>> start Data in this exercise
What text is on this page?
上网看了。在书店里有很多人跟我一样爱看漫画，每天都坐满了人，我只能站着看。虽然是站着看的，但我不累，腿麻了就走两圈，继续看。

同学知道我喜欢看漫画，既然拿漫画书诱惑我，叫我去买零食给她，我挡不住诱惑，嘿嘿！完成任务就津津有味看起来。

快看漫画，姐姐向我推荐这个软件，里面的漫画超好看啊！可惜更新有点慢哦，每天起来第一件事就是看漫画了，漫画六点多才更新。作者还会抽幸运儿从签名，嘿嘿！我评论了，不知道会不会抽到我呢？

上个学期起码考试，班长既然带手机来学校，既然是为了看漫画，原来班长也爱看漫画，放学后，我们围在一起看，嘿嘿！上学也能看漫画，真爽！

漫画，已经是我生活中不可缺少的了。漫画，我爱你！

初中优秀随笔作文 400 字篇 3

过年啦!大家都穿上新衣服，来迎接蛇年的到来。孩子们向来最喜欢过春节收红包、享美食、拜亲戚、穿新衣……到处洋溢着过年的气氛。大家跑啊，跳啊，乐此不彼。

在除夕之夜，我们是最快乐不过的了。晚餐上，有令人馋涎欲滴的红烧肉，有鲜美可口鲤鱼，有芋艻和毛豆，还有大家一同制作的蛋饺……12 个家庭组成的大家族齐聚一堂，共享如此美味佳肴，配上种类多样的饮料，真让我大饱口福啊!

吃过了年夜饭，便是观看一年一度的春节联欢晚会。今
>> end Data in this exercise
*Short problem:* Return the whole listing exactly, with every line included.

*Task result:*
What text is on this page?
上网看了。在书店里有很多人跟我一样爱看漫画，每天都坐满了人，我只能站着看。虽然是站着看的，但我不累，腿麻了就走两圈，继续看。

同学知道我喜欢看漫画，既然拿漫画书诱惑我，叫我去买零食给她，我挡不住诱惑，嘿嘿！完成任务就津津有味看起来。

快看漫画，姐姐向我推荐这个软件，里面的漫画超好看啊！可惜更新有点慢哦，每天起来第一件事就是看漫画了，漫画六点多才更新。作者还会抽幸运儿从签名，嘿嘿！我评论了，不知道会不会抽到我呢？

上个学期起码考试，班长既然带手机来学校，既然是为了看漫画，原来班长也爱看漫画，放学后，我们围在一起看，嘿嘿！上学也能看漫画，真爽！

漫画，已经是我生活中不可缺少的了。漫画，我爱你！

初中优秀随笔作文 400 字篇 3

过年啦!大家都穿上新衣服，来迎接蛇年的到来。孩子们向来最喜欢过春节收红包、享美食、拜亲戚、穿新衣……到处洋溢着过年的气氛。大家跑啊，跳啊，乐此不彼。

在除夕之夜，我们是最快乐不过的了。晚餐上，有令人馋涎欲滴的红烧肉，有鲜美可口鲤鱼，有芋艻和毛豆，还有大家一同制作的蛋饺……12 个家庭组成的大家族齐聚一堂，共享如此美味佳肴，配上种类多样的饮料，真让我大饱口福啊!

吃过了年夜饭，便是观看一年一度的春节联欢晚会。今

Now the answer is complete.